> **PROBLEM**: Reproduce all the entries beneath this sentence exactly.

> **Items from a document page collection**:
☆ ☆ ☆

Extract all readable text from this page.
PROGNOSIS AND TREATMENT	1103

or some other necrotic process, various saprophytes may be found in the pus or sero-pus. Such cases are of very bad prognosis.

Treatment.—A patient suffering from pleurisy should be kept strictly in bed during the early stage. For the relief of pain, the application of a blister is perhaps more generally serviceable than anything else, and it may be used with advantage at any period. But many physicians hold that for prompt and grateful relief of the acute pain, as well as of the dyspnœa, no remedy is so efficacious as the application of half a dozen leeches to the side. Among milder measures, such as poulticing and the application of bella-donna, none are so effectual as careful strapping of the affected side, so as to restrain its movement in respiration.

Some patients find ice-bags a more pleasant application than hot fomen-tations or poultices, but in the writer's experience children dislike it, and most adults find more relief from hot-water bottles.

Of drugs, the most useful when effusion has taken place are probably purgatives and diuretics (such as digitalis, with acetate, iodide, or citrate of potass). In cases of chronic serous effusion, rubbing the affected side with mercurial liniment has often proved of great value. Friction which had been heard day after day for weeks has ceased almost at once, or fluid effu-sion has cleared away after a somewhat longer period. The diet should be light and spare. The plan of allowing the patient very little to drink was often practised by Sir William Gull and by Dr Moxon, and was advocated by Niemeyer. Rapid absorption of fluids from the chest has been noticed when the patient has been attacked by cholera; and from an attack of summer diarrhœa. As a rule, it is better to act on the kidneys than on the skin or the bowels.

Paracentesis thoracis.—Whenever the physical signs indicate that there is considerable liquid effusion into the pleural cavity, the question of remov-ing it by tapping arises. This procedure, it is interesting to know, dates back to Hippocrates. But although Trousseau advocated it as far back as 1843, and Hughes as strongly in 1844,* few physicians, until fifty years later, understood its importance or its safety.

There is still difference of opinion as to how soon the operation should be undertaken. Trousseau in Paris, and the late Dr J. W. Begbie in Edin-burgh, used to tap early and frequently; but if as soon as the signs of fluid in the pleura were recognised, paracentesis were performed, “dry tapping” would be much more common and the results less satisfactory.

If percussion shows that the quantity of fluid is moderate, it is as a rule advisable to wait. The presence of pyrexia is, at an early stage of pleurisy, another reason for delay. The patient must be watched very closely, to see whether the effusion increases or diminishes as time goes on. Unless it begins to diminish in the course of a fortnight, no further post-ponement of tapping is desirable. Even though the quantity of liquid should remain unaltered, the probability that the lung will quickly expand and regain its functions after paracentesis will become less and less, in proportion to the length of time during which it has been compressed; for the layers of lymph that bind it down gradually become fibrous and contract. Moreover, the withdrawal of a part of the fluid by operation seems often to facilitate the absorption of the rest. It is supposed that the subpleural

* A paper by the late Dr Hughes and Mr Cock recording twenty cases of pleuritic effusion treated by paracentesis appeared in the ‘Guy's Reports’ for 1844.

☆ ☆ ☆

> **ANSWER TO THIS EXERCISE**:
Extract all readable text from this page.
PROGNOSIS AND TREATMENT	1103

or some other necrotic process, various saprophytes may be found in the pus or sero-pus. Such cases are of very bad prognosis.

Treatment.—A patient suffering from pleurisy should be kept strictly in bed during the early stage. For the relief of pain, the application of a blister is perhaps more generally serviceable than anything else, and it may be used with advantage at any period. But many physicians hold that for prompt and grateful relief of the acute pain, as well as of the dyspnœa, no remedy is so efficacious as the application of half a dozen leeches to the side. Among milder measures, such as poulticing and the application of bella-donna, none are so effectual as careful strapping of the affected side, so as to restrain its movement in respiration.

Some patients find ice-bags a more pleasant application than hot fomen-tations or poultices, but in the writer's experience children dislike it, and most adults find more relief from hot-water bottles.

Of drugs, the most useful when effusion has taken place are probably purgatives and diuretics (such as digitalis, with acetate, iodide, or citrate of potass). In cases of chronic serous effusion, rubbing the affected side with mercurial liniment has often proved of great value. Friction which had been heard day after day for weeks has ceased almost at once, or fluid effu-sion has cleared away after a somewhat longer period. The diet should be light and spare. The plan of allowing the patient very little to drink was often practised by Sir William Gull and by Dr Moxon, and was advocated by Niemeyer. Rapid absorption of fluids from the chest has been noticed when the patient has been attacked by cholera; and from an attack of summer diarrhœa. As a rule, it is better to act on the kidneys than on the skin or the bowels.

Paracentesis thoracis.—Whenever the physical signs indicate that there is considerable liquid effusion into the pleural cavity, the question of remov-ing it by tapping arises. This procedure, it is interesting to know, dates back to Hippocrates. But although Trousseau advocated it as far back as 1843, and Hughes as strongly in 1844,* few physicians, until fifty years later, understood its importance or its safety.

There is still difference of opinion as to how soon the operation should be undertaken. Trousseau in Paris, and the late Dr J. W. Begbie in Edin-burgh, used to tap early and frequently; but if as soon as the signs of fluid in the pleura were recognised, paracentesis were performed, “dry tapping” would be much more common and the results less satisfactory.

If percussion shows that the quantity of fluid is moderate, it is as a rule advisable to wait. The presence of pyrexia is, at an early stage of pleurisy, another reason for delay. The patient must be watched very closely, to see whether the effusion increases or diminishes as time goes on. Unless it begins to diminish in the course of a fortnight, no further post-ponement of tapping is desirable. Even though the quantity of liquid should remain unaltered, the probability that the lung will quickly expand and regain its functions after paracentesis will become less and less, in proportion to the length of time during which it has been compressed; for the layers of lymph that bind it down gradually become fibrous and contract. Moreover, the withdrawal of a part of the fluid by operation seems often to facilitate the absorption of the rest. It is supposed that the subpleural

* A paper by the late Dr Hughes and Mr Cock recording twenty cases of pleuritic effusion treated by paracentesis appeared in the ‘Guy's Reports’ for 1844.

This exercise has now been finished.